-- START Records supplied --
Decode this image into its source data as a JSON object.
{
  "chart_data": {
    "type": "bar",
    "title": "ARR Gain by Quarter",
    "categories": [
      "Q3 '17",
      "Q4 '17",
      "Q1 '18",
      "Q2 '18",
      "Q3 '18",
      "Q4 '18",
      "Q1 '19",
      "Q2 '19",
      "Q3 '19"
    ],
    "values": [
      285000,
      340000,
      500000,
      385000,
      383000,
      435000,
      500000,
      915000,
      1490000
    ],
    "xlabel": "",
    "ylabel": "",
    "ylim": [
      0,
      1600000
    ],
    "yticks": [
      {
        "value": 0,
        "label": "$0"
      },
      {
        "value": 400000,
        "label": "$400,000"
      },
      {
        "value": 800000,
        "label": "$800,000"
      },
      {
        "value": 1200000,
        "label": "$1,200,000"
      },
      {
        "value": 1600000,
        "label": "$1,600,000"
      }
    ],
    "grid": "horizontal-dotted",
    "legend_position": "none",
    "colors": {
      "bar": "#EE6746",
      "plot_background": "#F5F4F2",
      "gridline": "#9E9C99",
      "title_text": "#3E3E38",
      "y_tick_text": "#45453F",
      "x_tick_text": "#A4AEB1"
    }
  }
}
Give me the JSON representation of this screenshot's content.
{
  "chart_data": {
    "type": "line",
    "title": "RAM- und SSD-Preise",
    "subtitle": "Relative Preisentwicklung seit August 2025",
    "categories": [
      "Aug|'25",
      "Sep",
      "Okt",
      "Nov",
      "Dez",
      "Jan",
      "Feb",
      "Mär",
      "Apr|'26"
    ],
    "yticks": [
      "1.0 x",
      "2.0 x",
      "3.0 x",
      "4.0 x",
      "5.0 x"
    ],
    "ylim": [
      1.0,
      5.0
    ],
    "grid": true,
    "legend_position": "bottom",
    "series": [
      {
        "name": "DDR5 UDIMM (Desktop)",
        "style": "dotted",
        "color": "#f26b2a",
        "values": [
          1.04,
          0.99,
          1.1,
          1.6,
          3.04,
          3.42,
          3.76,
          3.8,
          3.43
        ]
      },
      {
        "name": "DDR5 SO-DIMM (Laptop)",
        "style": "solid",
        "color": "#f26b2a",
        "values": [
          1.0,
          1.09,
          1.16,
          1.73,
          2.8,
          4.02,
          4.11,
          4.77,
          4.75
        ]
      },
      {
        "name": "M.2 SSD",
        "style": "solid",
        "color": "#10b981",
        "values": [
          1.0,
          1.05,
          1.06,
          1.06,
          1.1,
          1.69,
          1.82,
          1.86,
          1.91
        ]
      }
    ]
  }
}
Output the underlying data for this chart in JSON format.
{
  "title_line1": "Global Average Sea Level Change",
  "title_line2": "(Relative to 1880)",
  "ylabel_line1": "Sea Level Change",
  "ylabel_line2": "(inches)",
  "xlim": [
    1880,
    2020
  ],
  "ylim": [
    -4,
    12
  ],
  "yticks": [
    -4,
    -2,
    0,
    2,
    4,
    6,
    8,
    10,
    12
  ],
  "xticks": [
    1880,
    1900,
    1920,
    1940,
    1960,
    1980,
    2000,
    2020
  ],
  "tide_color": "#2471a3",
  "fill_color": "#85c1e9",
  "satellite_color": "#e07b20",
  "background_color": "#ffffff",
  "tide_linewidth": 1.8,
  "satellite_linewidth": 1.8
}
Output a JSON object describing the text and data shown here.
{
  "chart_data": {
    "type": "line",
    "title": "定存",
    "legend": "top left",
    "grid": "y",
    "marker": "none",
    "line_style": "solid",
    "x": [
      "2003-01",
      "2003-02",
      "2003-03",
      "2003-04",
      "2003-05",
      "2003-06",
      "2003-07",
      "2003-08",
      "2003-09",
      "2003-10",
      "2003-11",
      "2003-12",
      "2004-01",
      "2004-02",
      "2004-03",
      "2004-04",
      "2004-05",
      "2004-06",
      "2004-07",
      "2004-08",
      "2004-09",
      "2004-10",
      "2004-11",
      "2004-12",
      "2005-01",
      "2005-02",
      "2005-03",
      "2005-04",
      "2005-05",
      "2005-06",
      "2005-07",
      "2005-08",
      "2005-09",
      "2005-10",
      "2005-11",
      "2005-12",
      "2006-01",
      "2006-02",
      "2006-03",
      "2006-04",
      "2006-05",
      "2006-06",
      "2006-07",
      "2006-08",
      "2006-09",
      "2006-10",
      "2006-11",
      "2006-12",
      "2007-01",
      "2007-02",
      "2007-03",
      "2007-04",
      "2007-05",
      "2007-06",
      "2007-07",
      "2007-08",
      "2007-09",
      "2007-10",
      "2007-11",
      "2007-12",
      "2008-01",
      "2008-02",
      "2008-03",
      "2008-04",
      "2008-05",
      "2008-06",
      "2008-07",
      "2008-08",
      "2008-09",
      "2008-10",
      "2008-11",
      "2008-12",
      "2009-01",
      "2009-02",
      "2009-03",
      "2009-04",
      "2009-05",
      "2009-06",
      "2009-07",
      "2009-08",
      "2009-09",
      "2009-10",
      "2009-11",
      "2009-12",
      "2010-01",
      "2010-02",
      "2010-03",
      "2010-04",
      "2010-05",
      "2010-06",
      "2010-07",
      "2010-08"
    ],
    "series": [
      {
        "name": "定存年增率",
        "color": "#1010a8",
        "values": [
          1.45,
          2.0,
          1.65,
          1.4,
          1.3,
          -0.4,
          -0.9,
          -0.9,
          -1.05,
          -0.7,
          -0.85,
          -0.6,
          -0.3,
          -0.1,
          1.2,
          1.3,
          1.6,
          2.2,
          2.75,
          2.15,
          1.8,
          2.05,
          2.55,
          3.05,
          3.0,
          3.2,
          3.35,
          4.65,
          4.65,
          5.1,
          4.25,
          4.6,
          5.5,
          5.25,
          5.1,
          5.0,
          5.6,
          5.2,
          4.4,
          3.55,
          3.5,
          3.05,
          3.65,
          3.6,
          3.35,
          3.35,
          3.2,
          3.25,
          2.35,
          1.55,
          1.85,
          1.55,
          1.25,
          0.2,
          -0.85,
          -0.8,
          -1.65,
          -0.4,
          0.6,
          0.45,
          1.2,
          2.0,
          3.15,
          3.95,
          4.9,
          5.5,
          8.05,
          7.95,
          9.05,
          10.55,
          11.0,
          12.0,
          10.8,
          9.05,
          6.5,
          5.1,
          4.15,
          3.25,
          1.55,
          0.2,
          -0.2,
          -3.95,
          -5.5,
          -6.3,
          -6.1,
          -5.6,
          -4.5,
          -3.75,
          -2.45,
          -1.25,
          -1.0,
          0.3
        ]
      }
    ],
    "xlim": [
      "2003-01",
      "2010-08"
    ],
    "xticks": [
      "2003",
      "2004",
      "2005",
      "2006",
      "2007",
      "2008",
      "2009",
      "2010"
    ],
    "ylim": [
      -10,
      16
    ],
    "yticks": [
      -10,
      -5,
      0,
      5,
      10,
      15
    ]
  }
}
-- END Records supplied --
◆ To be done
Output the lines above verbatim and in full.

◆ Worked solution
Decode this image into its source data as a JSON object.
{
  "chart_data": {
    "type": "bar",
    "title": "ARR Gain by Quarter",
    "categories": [
      "Q3 '17",
      "Q4 '17",
      "Q1 '18",
      "Q2 '18",
      "Q3 '18",
      "Q4 '18",
      "Q1 '19",
      "Q2 '19",
      "Q3 '19"
    ],
    "values": [
      285000,
      340000,
      500000,
      385000,
      383000,
      435000,
      500000,
      915000,
      1490000
    ],
    "xlabel": "",
    "ylabel": "",
    "ylim": [
      0,
      1600000
    ],
    "yticks": [
      {
        "value": 0,
        "label": "$0"
      },
      {
        "value": 400000,
        "label": "$400,000"
      },
      {
        "value": 800000,
        "label": "$800,000"
      },
      {
        "value": 1200000,
        "label": "$1,200,000"
      },
      {
        "value": 1600000,
        "label": "$1,600,000"
      }
    ],
    "grid": "horizontal-dotted",
    "legend_position": "none",
    "colors": {
      "bar": "#EE6746",
      "plot_background": "#F5F4F2",
      "gridline": "#9E9C99",
      "title_text": "#3E3E38",
      "y_tick_text": "#45453F",
      "x_tick_text": "#A4AEB1"
    }
  }
}
Give me the JSON representation of this screenshot's content.
{
  "chart_data": {
    "type": "line",
    "title": "RAM- und SSD-Preise",
    "subtitle": "Relative Preisentwicklung seit August 2025",
    "categories": [
      "Aug|'25",
      "Sep",
      "Okt",
      "Nov",
      "Dez",
      "Jan",
      "Feb",
      "Mär",
      "Apr|'26"
    ],
    "yticks": [
      "1.0 x",
      "2.0 x",
      "3.0 x",
      "4.0 x",
      "5.0 x"
    ],
    "ylim": [
      1.0,
      5.0
    ],
    "grid": true,
    "legend_position": "bottom",
    "series": [
      {
        "name": "DDR5 UDIMM (Desktop)",
        "style": "dotted",
        "color": "#f26b2a",
        "values": [
          1.04,
          0.99,
          1.1,
          1.6,
          3.04,
          3.42,
          3.76,
          3.8,
          3.43
        ]
      },
      {
        "name": "DDR5 SO-DIMM (Laptop)",
        "style": "solid",
        "color": "#f26b2a",
        "values": [
          1.0,
          1.09,
          1.16,
          1.73,
          2.8,
          4.02,
          4.11,
          4.77,
          4.75
        ]
      },
      {
        "name": "M.2 SSD",
        "style": "solid",
        "color": "#10b981",
        "values": [
          1.0,
          1.05,
          1.06,
          1.06,
          1.1,
          1.69,
          1.82,
          1.86,
          1.91
        ]
      }
    ]
  }
}
Output the underlying data for this chart in JSON format.
{
  "title_line1": "Global Average Sea Level Change",
  "title_line2": "(Relative to 1880)",
  "ylabel_line1": "Sea Level Change",
  "ylabel_line2": "(inches)",
  "xlim": [
    1880,
    2020
  ],
  "ylim": [
    -4,
    12
  ],
  "yticks": [
    -4,
    -2,
    0,
    2,
    4,
    6,
    8,
    10,
    12
  ],
  "xticks": [
    1880,
    1900,
    1920,
    1940,
    1960,
    1980,
    2000,
    2020
  ],
  "tide_color": "#2471a3",
  "fill_color": "#85c1e9",
  "satellite_color": "#e07b20",
  "background_color": "#ffffff",
  "tide_linewidth": 1.8,
  "satellite_linewidth": 1.8
}
Output a JSON object describing the text and data shown here.
{
  "chart_data": {
    "type": "line",
    "title": "定存",
    "legend": "top left",
    "grid": "y",
    "marker": "none",
    "line_style": "solid",
    "x": [
      "2003-01",
      "2003-02",
      "2003-03",
      "2003-04",
      "2003-05",
      "2003-06",
      "2003-07",
      "2003-08",
      "2003-09",
      "2003-10",
      "2003-11",
      "2003-12",
      "2004-01",
      "2004-02",
      "2004-03",
      "2004-04",
      "2004-05",
      "2004-06",
      "2004-07",
      "2004-08",
      "2004-09",
      "2004-10",
      "2004-11",
      "2004-12",
      "2005-01",
      "2005-02",
      "2005-03",
      "2005-04",
      "2005-05",
      "2005-06",
      "2005-07",
      "2005-08",
      "2005-09",
      "2005-10",
      "2005-11",
      "2005-12",
      "2006-01",
      "2006-02",
      "2006-03",
      "2006-04",
      "2006-05",
      "2006-06",
      "2006-07",
      "2006-08",
      "2006-09",
      "2006-10",
      "2006-11",
      "2006-12",
      "2007-01",
      "2007-02",
      "2007-03",
      "2007-04",
      "2007-05",
      "2007-06",
      "2007-07",
      "2007-08",
      "2007-09",
      "2007-10",
      "2007-11",
      "2007-12",
      "2008-01",
      "2008-02",
      "2008-03",
      "2008-04",
      "2008-05",
      "2008-06",
      "2008-07",
      "2008-08",
      "2008-09",
      "2008-10",
      "2008-11",
      "2008-12",
      "2009-01",
      "2009-02",
      "2009-03",
      "2009-04",
      "2009-05",
      "2009-06",
      "2009-07",
      "2009-08",
      "2009-09",
      "2009-10",
      "2009-11",
      "2009-12",
      "2010-01",
      "2010-02",
      "2010-03",
      "2010-04",
      "2010-05",
      "2010-06",
      "2010-07",
      "2010-08"
    ],
    "series": [
      {
        "name": "定存年增率",
        "color": "#1010a8",
        "values": [
          1.45,
          2.0,
          1.65,
          1.4,
          1.3,
          -0.4,
          -0.9,
          -0.9,
          -1.05,
          -0.7,
          -0.85,
          -0.6,
          -0.3,
          -0.1,
          1.2,
          1.3,
          1.6,
          2.2,
          2.75,
          2.15,
          1.8,
          2.05,
          2.55,
          3.05,
          3.0,
          3.2,
          3.35,
          4.65,
          4.65,
          5.1,
          4.25,
          4.6,
          5.5,
          5.25,
          5.1,
          5.0,
          5.6,
          5.2,
          4.4,
          3.55,
          3.5,
          3.05,
          3.65,
          3.6,
          3.35,
          3.35,
          3.2,
          3.25,
          2.35,
          1.55,
          1.85,
          1.55,
          1.25,
          0.2,
          -0.85,
          -0.8,
          -1.65,
          -0.4,
          0.6,
          0.45,
          1.2,
          2.0,
          3.15,
          3.95,
          4.9,
          5.5,
          8.05,
          7.95,
          9.05,
          10.55,
          11.0,
          12.0,
          10.8,
          9.05,
          6.5,
          5.1,
          4.15,
          3.25,
          1.55,
          0.2,
          -0.2,
          -3.95,
          -5.5,
          -6.3,
          -6.1,
          -5.6,
          -4.5,
          -3.75,
          -2.45,
          -1.25,
          -1.0,
          0.3
        ]
      }
    ],
    "xlim": [
      "2003-01",
      "2010-08"
    ],
    "xticks": [
      "2003",
      "2004",
      "2005",
      "2006",
      "2007",
      "2008",
      "2009",
      "2010"
    ],
    "ylim": [
      -10,
      16
    ],
    "yticks": [
      -10,
      -5,
      0,
      5,
      10,
      15
    ]
  }
}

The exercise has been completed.